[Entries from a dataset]
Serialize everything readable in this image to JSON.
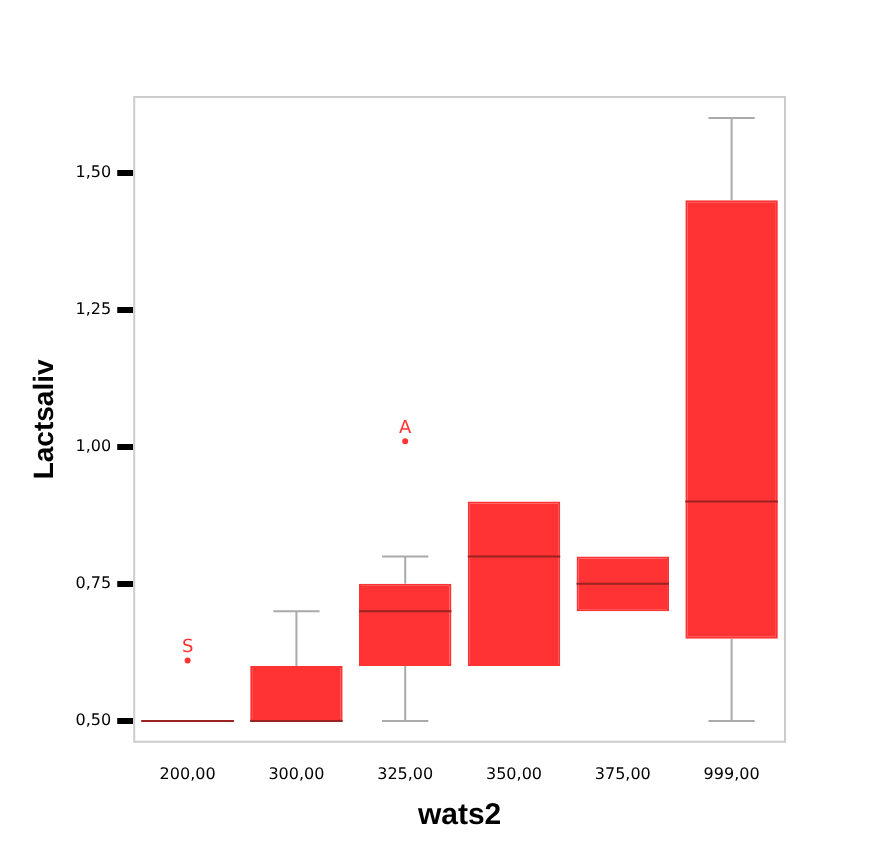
{
  "chart_data": {
    "type": "box",
    "xlabel": "wats2",
    "ylabel": "Lactsaliv",
    "categories": [
      "200,00",
      "300,00",
      "325,00",
      "350,00",
      "375,00",
      "999,00"
    ],
    "boxes": [
      {
        "low": 0.5,
        "q1": 0.5,
        "median": 0.5,
        "q3": 0.5,
        "high": 0.5,
        "outliers": [
          0.61
        ]
      },
      {
        "low": 0.5,
        "q1": 0.5,
        "median": 0.5,
        "q3": 0.6,
        "high": 0.7
      },
      {
        "low": 0.5,
        "q1": 0.6,
        "median": 0.7,
        "q3": 0.75,
        "high": 0.8,
        "outliers": [
          1.01
        ]
      },
      {
        "low": 0.6,
        "q1": 0.6,
        "median": 0.8,
        "q3": 0.9,
        "high": 0.9
      },
      {
        "low": 0.7,
        "q1": 0.7,
        "median": 0.75,
        "q3": 0.8,
        "high": 0.8
      },
      {
        "low": 0.5,
        "q1": 0.65,
        "median": 0.9,
        "q3": 1.45,
        "high": 1.6
      }
    ],
    "color": "#ff3333",
    "ylim": [
      0.46,
      1.64
    ],
    "yticks": [
      {
        "value": 0.5,
        "label": "0,50"
      },
      {
        "value": 0.75,
        "label": "0,75"
      },
      {
        "value": 1.0,
        "label": "1,00"
      },
      {
        "value": 1.25,
        "label": "1,25"
      },
      {
        "value": 1.5,
        "label": "1,50"
      }
    ],
    "annotations": [
      "S",
      "A"
    ],
    "grid": false,
    "legend": false
  }
}
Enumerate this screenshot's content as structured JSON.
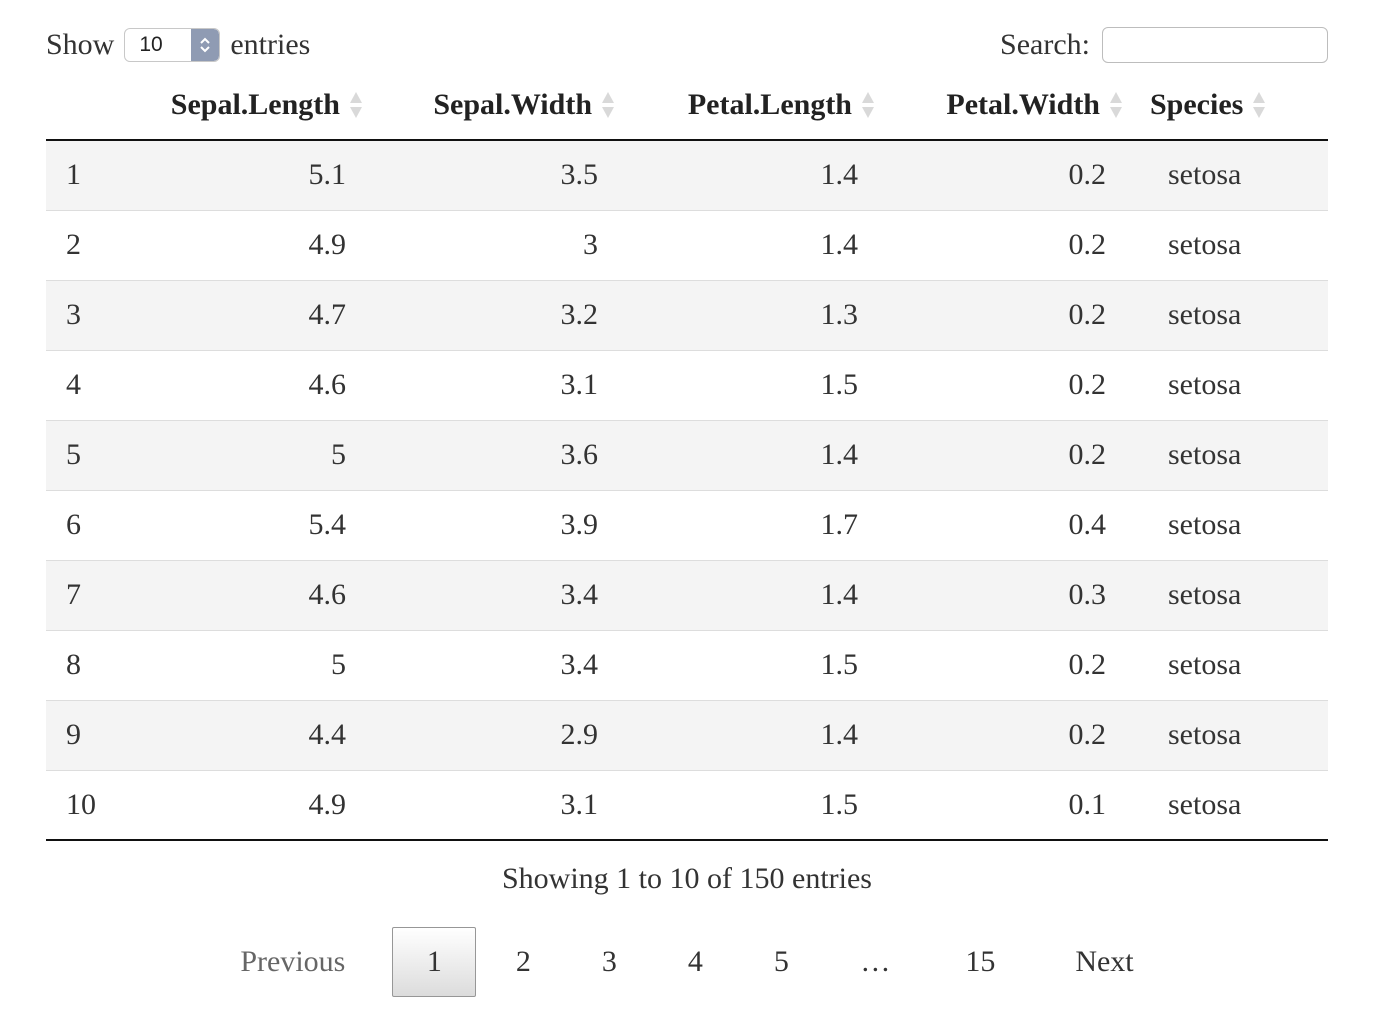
{
  "length_control": {
    "show_label": "Show",
    "selected": "10",
    "entries_label": "entries"
  },
  "search": {
    "label": "Search:",
    "value": "",
    "placeholder": ""
  },
  "table": {
    "columns": [
      "",
      "Sepal.Length",
      "Sepal.Width",
      "Petal.Length",
      "Petal.Width",
      "Species"
    ],
    "rows": [
      [
        "1",
        "5.1",
        "3.5",
        "1.4",
        "0.2",
        "setosa"
      ],
      [
        "2",
        "4.9",
        "3",
        "1.4",
        "0.2",
        "setosa"
      ],
      [
        "3",
        "4.7",
        "3.2",
        "1.3",
        "0.2",
        "setosa"
      ],
      [
        "4",
        "4.6",
        "3.1",
        "1.5",
        "0.2",
        "setosa"
      ],
      [
        "5",
        "5",
        "3.6",
        "1.4",
        "0.2",
        "setosa"
      ],
      [
        "6",
        "5.4",
        "3.9",
        "1.7",
        "0.4",
        "setosa"
      ],
      [
        "7",
        "4.6",
        "3.4",
        "1.4",
        "0.3",
        "setosa"
      ],
      [
        "8",
        "5",
        "3.4",
        "1.5",
        "0.2",
        "setosa"
      ],
      [
        "9",
        "4.4",
        "2.9",
        "1.4",
        "0.2",
        "setosa"
      ],
      [
        "10",
        "4.9",
        "3.1",
        "1.5",
        "0.1",
        "setosa"
      ]
    ]
  },
  "info": "Showing 1 to 10 of 150 entries",
  "pagination": {
    "previous": "Previous",
    "pages": [
      "1",
      "2",
      "3",
      "4",
      "5"
    ],
    "ellipsis": "…",
    "last": "15",
    "next": "Next",
    "current": "1"
  },
  "colors": {
    "select_arrow_bg": "#8f9bb3",
    "odd_row_bg": "#f4f4f4",
    "border": "#111111"
  }
}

[Aim of the task] Copy all the entries word for word. Omit any pictures.

[The result]
Serialize everything readable in this image to JSON.
{
  "chart_data": {
    "type": "box",
    "xlabel": "wats2",
    "ylabel": "Lactsaliv",
    "categories": [
      "200,00",
      "300,00",
      "325,00",
      "350,00",
      "375,00",
      "999,00"
    ],
    "boxes": [
      {
        "low": 0.5,
        "q1": 0.5,
        "median": 0.5,
        "q3": 0.5,
        "high": 0.5,
        "outliers": [
          0.61
        ]
      },
      {
        "low": 0.5,
        "q1": 0.5,
        "median": 0.5,
        "q3": 0.6,
        "high": 0.7
      },
      {
        "low": 0.5,
        "q1": 0.6,
        "median": 0.7,
        "q3": 0.75,
        "high": 0.8,
        "outliers": [
          1.01
        ]
      },
      {
        "low": 0.6,
        "q1": 0.6,
        "median": 0.8,
        "q3": 0.9,
        "high": 0.9
      },
      {
        "low": 0.7,
        "q1": 0.7,
        "median": 0.75,
        "q3": 0.8,
        "high": 0.8
      },
      {
        "low": 0.5,
        "q1": 0.65,
        "median": 0.9,
        "q3": 1.45,
        "high": 1.6
      }
    ],
    "color": "#ff3333",
    "ylim": [
      0.46,
      1.64
    ],
    "yticks": [
      {
        "value": 0.5,
        "label": "0,50"
      },
      {
        "value": 0.75,
        "label": "0,75"
      },
      {
        "value": 1.0,
        "label": "1,00"
      },
      {
        "value": 1.25,
        "label": "1,25"
      },
      {
        "value": 1.5,
        "label": "1,50"
      }
    ],
    "annotations": [
      "S",
      "A"
    ],
    "grid": false,
    "legend": false
  }
}
Enumerate this screenshot's content as structured JSON.
{
  "length_control": {
    "show_label": "Show",
    "selected": "10",
    "entries_label": "entries"
  },
  "search": {
    "label": "Search:",
    "value": "",
    "placeholder": ""
  },
  "table": {
    "columns": [
      "",
      "Sepal.Length",
      "Sepal.Width",
      "Petal.Length",
      "Petal.Width",
      "Species"
    ],
    "rows": [
      [
        "1",
        "5.1",
        "3.5",
        "1.4",
        "0.2",
        "setosa"
      ],
      [
        "2",
        "4.9",
        "3",
        "1.4",
        "0.2",
        "setosa"
      ],
      [
        "3",
        "4.7",
        "3.2",
        "1.3",
        "0.2",
        "setosa"
      ],
      [
        "4",
        "4.6",
        "3.1",
        "1.5",
        "0.2",
        "setosa"
      ],
      [
        "5",
        "5",
        "3.6",
        "1.4",
        "0.2",
        "setosa"
      ],
      [
        "6",
        "5.4",
        "3.9",
        "1.7",
        "0.4",
        "setosa"
      ],
      [
        "7",
        "4.6",
        "3.4",
        "1.4",
        "0.3",
        "setosa"
      ],
      [
        "8",
        "5",
        "3.4",
        "1.5",
        "0.2",
        "setosa"
      ],
      [
        "9",
        "4.4",
        "2.9",
        "1.4",
        "0.2",
        "setosa"
      ],
      [
        "10",
        "4.9",
        "3.1",
        "1.5",
        "0.1",
        "setosa"
      ]
    ]
  },
  "info": "Showing 1 to 10 of 150 entries",
  "pagination": {
    "previous": "Previous",
    "pages": [
      "1",
      "2",
      "3",
      "4",
      "5"
    ],
    "ellipsis": "…",
    "last": "15",
    "next": "Next",
    "current": "1"
  },
  "colors": {
    "select_arrow_bg": "#8f9bb3",
    "odd_row_bg": "#f4f4f4",
    "border": "#111111"
  }
}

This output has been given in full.